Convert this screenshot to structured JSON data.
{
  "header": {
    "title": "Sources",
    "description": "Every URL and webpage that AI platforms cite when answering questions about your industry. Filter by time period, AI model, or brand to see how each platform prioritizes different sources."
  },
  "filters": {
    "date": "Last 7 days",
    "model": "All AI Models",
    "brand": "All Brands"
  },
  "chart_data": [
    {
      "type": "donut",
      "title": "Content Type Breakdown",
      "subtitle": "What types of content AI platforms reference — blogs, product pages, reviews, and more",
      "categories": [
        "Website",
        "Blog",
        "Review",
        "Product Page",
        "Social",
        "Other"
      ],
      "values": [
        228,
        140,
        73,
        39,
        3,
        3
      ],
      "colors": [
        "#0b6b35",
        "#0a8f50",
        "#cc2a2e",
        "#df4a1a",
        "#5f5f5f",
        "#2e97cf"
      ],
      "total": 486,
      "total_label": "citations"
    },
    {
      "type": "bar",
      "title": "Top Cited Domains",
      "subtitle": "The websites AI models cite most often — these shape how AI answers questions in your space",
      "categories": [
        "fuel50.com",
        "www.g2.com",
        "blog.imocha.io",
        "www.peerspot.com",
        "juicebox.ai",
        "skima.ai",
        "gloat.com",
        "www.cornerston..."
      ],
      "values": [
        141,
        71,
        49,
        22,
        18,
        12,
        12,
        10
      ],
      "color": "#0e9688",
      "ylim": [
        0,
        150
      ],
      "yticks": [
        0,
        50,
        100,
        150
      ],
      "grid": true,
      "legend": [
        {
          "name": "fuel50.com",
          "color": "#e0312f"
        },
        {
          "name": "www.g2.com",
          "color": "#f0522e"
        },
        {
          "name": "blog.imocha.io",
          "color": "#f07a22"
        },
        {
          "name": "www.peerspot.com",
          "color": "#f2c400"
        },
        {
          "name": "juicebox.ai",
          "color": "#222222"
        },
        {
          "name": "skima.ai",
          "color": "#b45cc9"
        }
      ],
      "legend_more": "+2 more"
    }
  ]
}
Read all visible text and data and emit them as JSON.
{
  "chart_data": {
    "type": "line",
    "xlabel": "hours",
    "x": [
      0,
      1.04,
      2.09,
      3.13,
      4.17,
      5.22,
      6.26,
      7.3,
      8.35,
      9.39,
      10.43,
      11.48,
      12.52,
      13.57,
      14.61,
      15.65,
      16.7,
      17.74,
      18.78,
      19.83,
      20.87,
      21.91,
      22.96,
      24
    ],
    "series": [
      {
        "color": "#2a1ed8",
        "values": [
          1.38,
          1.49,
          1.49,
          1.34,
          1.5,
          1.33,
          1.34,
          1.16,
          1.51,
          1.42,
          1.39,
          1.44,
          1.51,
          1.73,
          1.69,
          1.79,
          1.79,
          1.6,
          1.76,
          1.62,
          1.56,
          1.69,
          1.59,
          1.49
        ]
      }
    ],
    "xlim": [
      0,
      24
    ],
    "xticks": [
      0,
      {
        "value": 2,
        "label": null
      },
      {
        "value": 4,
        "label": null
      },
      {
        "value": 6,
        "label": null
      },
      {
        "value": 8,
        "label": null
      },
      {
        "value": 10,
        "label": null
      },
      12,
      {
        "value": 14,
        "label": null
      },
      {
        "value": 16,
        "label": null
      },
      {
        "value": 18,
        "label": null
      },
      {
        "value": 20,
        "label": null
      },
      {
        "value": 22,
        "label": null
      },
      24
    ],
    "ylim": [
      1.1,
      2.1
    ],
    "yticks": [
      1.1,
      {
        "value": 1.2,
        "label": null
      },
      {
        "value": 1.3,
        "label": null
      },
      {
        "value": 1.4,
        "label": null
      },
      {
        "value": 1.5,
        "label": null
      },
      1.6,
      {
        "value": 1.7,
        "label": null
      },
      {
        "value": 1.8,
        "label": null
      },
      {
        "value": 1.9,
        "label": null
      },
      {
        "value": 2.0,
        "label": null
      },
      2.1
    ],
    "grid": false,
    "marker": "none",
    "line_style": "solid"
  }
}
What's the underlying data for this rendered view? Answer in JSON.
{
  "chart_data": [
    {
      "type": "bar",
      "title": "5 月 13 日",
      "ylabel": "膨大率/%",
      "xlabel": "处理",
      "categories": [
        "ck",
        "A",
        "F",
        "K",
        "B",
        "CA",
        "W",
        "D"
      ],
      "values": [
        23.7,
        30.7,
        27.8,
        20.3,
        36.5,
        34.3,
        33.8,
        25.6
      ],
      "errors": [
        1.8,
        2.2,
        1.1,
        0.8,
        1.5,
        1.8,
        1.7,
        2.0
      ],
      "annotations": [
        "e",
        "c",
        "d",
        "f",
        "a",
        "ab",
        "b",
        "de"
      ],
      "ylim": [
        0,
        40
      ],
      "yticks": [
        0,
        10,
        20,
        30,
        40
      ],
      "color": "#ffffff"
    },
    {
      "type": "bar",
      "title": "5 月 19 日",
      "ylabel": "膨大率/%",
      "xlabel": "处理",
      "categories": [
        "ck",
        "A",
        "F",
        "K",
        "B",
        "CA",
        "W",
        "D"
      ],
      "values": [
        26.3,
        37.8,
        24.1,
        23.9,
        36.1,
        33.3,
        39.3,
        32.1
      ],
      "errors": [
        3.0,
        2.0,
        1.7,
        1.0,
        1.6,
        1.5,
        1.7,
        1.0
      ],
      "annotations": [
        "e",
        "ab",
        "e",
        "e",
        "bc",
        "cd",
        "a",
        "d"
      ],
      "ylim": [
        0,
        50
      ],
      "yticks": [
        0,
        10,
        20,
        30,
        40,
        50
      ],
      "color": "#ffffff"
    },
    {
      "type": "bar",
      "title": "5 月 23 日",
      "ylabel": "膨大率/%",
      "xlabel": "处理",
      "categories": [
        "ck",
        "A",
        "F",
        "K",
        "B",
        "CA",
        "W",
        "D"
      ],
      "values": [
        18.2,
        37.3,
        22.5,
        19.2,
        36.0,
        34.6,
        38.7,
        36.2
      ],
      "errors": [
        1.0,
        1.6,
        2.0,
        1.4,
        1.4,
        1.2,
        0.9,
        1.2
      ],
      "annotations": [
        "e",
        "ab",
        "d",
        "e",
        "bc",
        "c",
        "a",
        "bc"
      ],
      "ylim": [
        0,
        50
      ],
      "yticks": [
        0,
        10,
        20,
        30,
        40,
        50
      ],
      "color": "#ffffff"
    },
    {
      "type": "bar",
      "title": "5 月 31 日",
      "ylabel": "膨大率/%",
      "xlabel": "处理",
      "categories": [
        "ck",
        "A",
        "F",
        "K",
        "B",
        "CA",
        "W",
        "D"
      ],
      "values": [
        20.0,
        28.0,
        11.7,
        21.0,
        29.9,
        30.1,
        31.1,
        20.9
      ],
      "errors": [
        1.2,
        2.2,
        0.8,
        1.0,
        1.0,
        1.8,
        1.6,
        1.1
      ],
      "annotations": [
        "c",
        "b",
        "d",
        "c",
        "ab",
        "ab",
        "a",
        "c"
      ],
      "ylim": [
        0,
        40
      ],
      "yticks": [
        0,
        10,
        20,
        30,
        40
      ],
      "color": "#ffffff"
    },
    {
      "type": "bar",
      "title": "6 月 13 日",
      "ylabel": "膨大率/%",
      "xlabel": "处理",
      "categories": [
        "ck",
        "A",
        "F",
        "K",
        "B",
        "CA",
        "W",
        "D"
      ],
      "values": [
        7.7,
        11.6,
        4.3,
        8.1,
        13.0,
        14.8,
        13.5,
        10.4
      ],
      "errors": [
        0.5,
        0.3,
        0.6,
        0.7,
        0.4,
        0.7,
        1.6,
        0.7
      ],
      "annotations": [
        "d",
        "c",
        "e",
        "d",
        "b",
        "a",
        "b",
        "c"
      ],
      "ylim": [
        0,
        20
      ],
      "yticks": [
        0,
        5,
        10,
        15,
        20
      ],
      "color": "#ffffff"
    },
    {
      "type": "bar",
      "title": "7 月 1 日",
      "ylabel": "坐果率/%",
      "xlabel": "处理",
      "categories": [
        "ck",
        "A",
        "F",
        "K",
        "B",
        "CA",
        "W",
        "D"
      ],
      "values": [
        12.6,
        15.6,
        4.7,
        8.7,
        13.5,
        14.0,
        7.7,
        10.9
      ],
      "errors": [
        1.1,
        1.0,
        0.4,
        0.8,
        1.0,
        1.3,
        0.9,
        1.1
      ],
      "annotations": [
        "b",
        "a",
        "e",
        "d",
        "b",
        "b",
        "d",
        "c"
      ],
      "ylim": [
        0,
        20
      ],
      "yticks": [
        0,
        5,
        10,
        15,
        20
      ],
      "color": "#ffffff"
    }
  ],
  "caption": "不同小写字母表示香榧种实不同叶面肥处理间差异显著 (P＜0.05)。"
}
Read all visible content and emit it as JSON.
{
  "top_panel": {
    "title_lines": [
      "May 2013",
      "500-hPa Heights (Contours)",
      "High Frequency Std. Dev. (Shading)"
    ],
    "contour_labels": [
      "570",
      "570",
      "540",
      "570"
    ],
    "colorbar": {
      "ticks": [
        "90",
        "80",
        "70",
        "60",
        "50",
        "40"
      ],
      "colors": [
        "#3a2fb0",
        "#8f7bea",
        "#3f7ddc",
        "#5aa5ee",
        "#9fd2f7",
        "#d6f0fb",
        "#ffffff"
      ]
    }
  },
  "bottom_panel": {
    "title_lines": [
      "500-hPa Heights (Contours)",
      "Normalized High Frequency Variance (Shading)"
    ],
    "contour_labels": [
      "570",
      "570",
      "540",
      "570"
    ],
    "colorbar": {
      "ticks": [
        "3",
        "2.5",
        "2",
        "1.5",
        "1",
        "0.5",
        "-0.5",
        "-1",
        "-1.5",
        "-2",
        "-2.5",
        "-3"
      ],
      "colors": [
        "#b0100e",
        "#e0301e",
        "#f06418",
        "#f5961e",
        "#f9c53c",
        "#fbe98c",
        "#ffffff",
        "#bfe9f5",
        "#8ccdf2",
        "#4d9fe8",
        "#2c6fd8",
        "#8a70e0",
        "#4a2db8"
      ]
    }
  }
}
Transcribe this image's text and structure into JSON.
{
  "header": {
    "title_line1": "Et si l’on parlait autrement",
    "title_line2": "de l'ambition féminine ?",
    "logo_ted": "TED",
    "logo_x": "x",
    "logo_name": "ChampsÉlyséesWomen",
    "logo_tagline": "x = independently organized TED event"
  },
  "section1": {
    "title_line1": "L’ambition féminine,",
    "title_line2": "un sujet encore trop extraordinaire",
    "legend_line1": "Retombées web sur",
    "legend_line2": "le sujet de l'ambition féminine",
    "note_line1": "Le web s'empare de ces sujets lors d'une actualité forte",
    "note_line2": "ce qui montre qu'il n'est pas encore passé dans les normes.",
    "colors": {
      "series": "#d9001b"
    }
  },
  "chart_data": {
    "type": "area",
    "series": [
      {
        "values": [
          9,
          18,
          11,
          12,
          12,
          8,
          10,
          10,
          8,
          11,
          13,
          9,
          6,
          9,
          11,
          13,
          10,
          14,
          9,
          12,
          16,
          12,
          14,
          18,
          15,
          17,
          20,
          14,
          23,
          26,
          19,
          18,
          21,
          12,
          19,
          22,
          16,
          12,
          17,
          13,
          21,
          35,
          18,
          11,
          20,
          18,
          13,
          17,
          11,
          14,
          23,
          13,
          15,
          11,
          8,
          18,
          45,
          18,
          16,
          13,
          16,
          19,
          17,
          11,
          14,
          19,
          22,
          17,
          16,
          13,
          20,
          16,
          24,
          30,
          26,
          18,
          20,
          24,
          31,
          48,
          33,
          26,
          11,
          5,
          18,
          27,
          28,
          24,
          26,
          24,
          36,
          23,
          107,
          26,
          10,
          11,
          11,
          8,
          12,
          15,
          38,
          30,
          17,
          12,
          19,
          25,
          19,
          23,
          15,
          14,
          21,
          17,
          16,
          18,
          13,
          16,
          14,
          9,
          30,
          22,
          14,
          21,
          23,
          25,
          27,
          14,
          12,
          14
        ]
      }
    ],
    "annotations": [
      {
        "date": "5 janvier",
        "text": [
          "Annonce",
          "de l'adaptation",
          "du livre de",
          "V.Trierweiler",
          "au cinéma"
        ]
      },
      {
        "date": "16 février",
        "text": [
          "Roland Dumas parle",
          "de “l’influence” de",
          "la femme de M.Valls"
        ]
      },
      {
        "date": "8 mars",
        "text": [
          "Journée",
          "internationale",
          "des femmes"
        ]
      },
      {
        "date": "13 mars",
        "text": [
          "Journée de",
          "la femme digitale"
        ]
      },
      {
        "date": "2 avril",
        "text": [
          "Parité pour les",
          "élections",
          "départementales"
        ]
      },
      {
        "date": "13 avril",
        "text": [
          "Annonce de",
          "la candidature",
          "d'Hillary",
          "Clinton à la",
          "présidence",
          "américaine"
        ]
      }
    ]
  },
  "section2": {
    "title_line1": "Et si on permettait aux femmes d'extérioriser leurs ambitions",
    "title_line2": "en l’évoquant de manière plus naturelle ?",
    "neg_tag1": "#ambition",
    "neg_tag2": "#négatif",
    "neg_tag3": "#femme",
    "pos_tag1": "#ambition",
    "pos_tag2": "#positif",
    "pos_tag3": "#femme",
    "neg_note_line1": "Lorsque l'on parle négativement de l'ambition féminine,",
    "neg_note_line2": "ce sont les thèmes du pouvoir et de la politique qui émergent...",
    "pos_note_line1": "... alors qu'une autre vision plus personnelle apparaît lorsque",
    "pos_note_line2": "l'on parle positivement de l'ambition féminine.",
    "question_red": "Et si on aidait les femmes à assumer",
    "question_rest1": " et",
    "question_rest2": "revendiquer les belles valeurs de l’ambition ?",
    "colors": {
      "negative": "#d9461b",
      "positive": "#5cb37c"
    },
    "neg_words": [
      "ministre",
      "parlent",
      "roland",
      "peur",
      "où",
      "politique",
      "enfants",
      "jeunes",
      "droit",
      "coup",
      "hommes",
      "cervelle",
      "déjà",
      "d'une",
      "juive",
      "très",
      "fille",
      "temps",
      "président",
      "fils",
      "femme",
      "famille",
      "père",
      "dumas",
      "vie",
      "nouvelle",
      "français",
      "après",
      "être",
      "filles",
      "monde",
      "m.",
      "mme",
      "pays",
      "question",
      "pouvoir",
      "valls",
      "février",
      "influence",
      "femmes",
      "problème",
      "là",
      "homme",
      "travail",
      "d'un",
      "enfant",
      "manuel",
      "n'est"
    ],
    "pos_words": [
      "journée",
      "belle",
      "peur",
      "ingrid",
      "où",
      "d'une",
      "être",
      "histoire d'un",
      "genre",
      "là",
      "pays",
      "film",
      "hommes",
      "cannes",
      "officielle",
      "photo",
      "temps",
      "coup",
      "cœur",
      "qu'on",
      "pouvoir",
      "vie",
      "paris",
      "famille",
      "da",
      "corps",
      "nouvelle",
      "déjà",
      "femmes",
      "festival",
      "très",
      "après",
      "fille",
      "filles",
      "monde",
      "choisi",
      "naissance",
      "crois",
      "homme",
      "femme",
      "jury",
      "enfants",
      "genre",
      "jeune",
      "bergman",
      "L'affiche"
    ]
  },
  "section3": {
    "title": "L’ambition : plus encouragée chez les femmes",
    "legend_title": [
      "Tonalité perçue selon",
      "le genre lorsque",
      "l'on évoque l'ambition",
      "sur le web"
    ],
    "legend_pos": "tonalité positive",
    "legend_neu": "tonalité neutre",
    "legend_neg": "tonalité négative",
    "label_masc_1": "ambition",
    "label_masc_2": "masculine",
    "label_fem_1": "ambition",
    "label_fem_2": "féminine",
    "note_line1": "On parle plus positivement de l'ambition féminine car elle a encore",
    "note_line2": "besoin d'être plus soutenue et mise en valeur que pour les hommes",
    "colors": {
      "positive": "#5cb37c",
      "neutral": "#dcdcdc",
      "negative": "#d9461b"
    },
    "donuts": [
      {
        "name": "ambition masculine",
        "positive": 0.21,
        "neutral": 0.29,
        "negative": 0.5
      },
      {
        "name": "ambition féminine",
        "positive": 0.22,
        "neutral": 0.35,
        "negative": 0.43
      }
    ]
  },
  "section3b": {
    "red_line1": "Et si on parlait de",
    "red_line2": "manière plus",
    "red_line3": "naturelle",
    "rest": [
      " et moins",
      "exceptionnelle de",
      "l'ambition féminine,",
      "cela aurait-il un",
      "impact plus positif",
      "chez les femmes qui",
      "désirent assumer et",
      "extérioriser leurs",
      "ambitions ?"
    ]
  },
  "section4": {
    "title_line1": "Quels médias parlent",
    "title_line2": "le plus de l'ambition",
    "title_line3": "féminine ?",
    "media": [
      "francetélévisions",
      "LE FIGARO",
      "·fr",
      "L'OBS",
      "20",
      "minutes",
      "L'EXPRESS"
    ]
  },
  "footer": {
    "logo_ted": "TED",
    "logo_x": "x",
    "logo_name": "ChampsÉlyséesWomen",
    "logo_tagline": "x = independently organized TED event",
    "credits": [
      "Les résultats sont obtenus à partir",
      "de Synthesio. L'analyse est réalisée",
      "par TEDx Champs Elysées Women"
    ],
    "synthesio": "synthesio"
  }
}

### WHAT IS REQUIRED
Find how many lines in the listing hold "parlent", and reply with that number only.

### ANSWER TO THE TASK
2